◆ GIVEN REQUEST
Copy the lines holding the word "您真是非常有眼光", all of them.

◆ TASK INPUTS
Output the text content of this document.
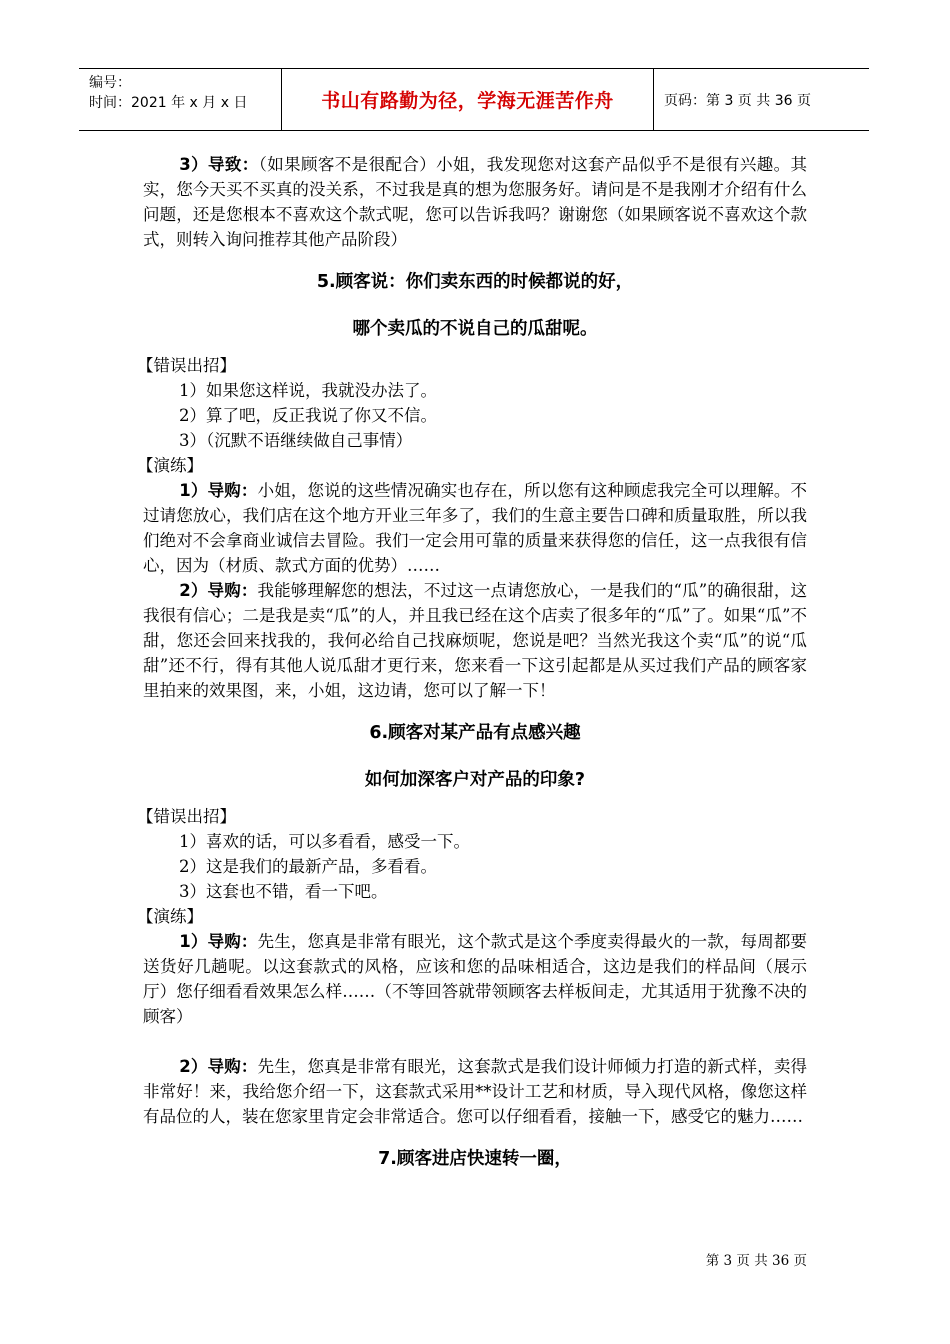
编号：
时间：2021 年 x 月 x 日	书山有路勤为径，学海无涯苦作舟	页码：第 3 页 共 36 页

3）导致：（如果顾客不是很配合）小姐，我发现您对这套产品似乎不是很有兴趣。其实，您今天买不买真的没关系，不过我是真的想为您服务好。请问是不是我刚才介绍有什么问题，还是您根本不喜欢这个款式呢，您可以告诉我吗？谢谢您（如果顾客说不喜欢这个款式，则转入询问推荐其他产品阶段）

5.顾客说：你们卖东西的时候都说的好，
哪个卖瓜的不说自己的瓜甜呢。

【错误出招】

1）如果您这样说，我就没办法了。

2）算了吧，反正我说了你又不信。

3）（沉默不语继续做自己事情）

【演练】

1）导购：小姐，您说的这些情况确实也存在，所以您有这种顾虑我完全可以理解。不过请您放心，我们店在这个地方开业三年多了，我们的生意主要告口碑和质量取胜，所以我们绝对不会拿商业诚信去冒险。我们一定会用可靠的质量来获得您的信任，这一点我很有信心，因为（材质、款式方面的优势）……

2）导购：我能够理解您的想法，不过这一点请您放心，一是我们的“瓜”的确很甜，这我很有信心；二是我是卖“瓜”的人，并且我已经在这个店卖了很多年的“瓜”了。如果“瓜”不甜，您还会回来找我的，我何必给自己找麻烦呢，您说是吧？当然光我这个卖“瓜”的说“瓜甜”还不行，得有其他人说瓜甜才更行来，您来看一下这引起都是从买过我们产品的顾客家里拍来的效果图，来，小姐，这边请，您可以了解一下！

6.顾客对某产品有点感兴趣
如何加深客户对产品的印象?

【错误出招】

1）喜欢的话，可以多看看，感受一下。

2）这是我们的最新产品，多看看。

3）这套也不错，看一下吧。

【演练】

1）导购：先生，您真是非常有眼光，这个款式是这个季度卖得最火的一款，每周都要送货好几趟呢。以这套款式的风格，应该和您的品味相适合，这边是我们的样品间（展示厅）您仔细看看效果怎么样……（不等回答就带领顾客去样板间走，尤其适用于犹豫不决的顾客）

2）导购：先生，您真是非常有眼光，这套款式是我们设计师倾力打造的新式样，卖得非常好！来，我给您介绍一下，这套款式采用**设计工艺和材质，导入现代风格，像您这样有品位的人，装在您家里肯定会非常适合。您可以仔细看看，接触一下，感受它的魅力……

7.顾客进店快速转一圈，
第 3 页 共 36 页
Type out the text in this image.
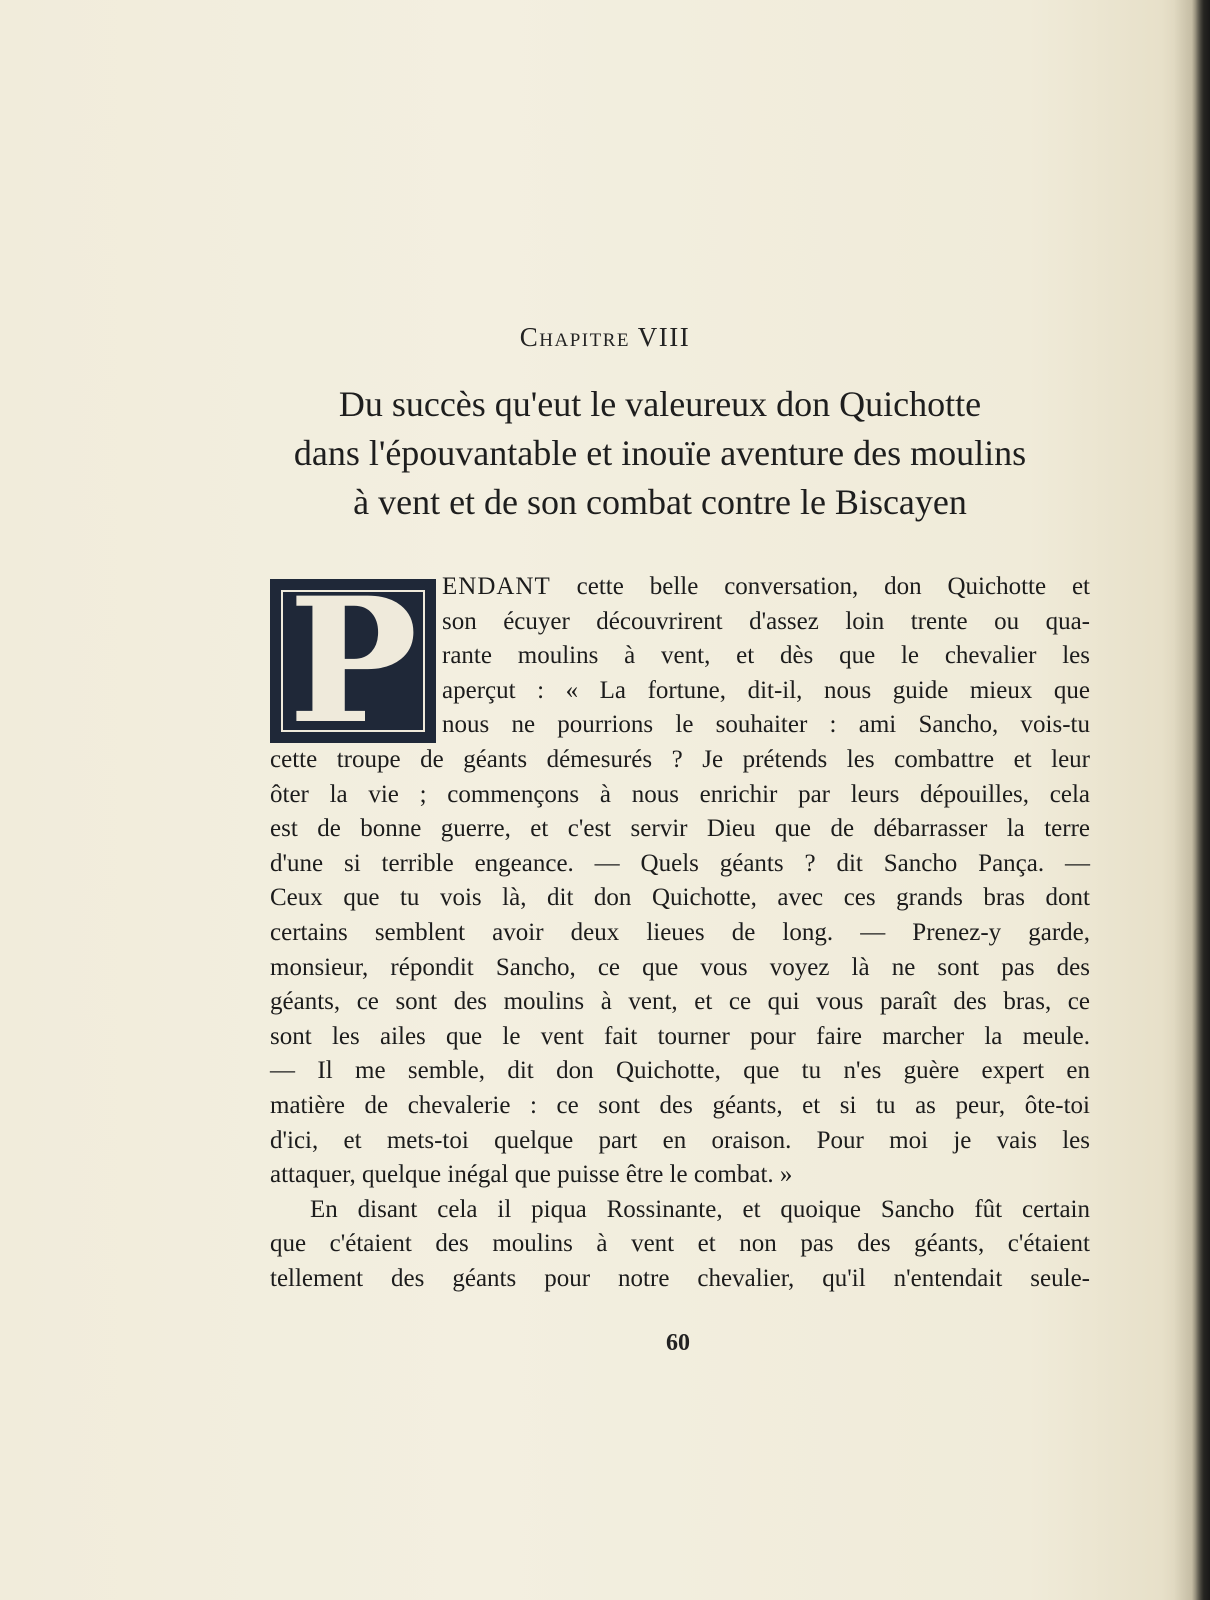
Chapitre VIII
Du succès qu'eut le valeureux don Quichotte
dans l'épouvantable et inouïe aventure des moulins
à vent et de son combat contre le Biscayen
P ENDANT cette belle conversation, don Quichotte et
son écuyer découvrirent d'assez loin trente ou qua-
rante moulins à vent, et dès que le chevalier les
aperçut : « La fortune, dit-il, nous guide mieux que
nous ne pourrions le souhaiter : ami Sancho, vois-tu
cette troupe de géants démesurés ? Je prétends les combattre et leur
ôter la vie ; commençons à nous enrichir par leurs dépouilles, cela
est de bonne guerre, et c'est servir Dieu que de débarrasser la terre
d'une si terrible engeance. — Quels géants ? dit Sancho Pança. —
Ceux que tu vois là, dit don Quichotte, avec ces grands bras dont
certains semblent avoir deux lieues de long. — Prenez-y garde,
monsieur, répondit Sancho, ce que vous voyez là ne sont pas des
géants, ce sont des moulins à vent, et ce qui vous paraît des bras, ce
sont les ailes que le vent fait tourner pour faire marcher la meule.
— Il me semble, dit don Quichotte, que tu n'es guère expert en
matière de chevalerie : ce sont des géants, et si tu as peur, ôte-toi
d'ici, et mets-toi quelque part en oraison. Pour moi je vais les
attaquer, quelque inégal que puisse être le combat. »
En disant cela il piqua Rossinante, et quoique Sancho fût certain
que c'étaient des moulins à vent et non pas des géants, c'étaient
tellement des géants pour notre chevalier, qu'il n'entendait seule-
60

◆ RESULT FOR THIS EXERCISE
1）导购：先生，您真是非常有眼光，这个款式是这个季度卖得最火的一款，每周都要送货好几趟呢。以这套款式的风格，应该和您的品味相适合，这边是我们的样品间（展示厅）您仔细看看效果怎么样……（不等回答就带领顾客去样板间走，尤其适用于犹豫不决的顾客）
2）导购：先生，您真是非常有眼光，这套款式是我们设计师倾力打造的新式样，卖得非常好！来，我给您介绍一下，这套款式采用**设计工艺和材质，导入现代风格，像您这样有品位的人，装在您家里肯定会非常适合。您可以仔细看看，接触一下，感受它的魅力……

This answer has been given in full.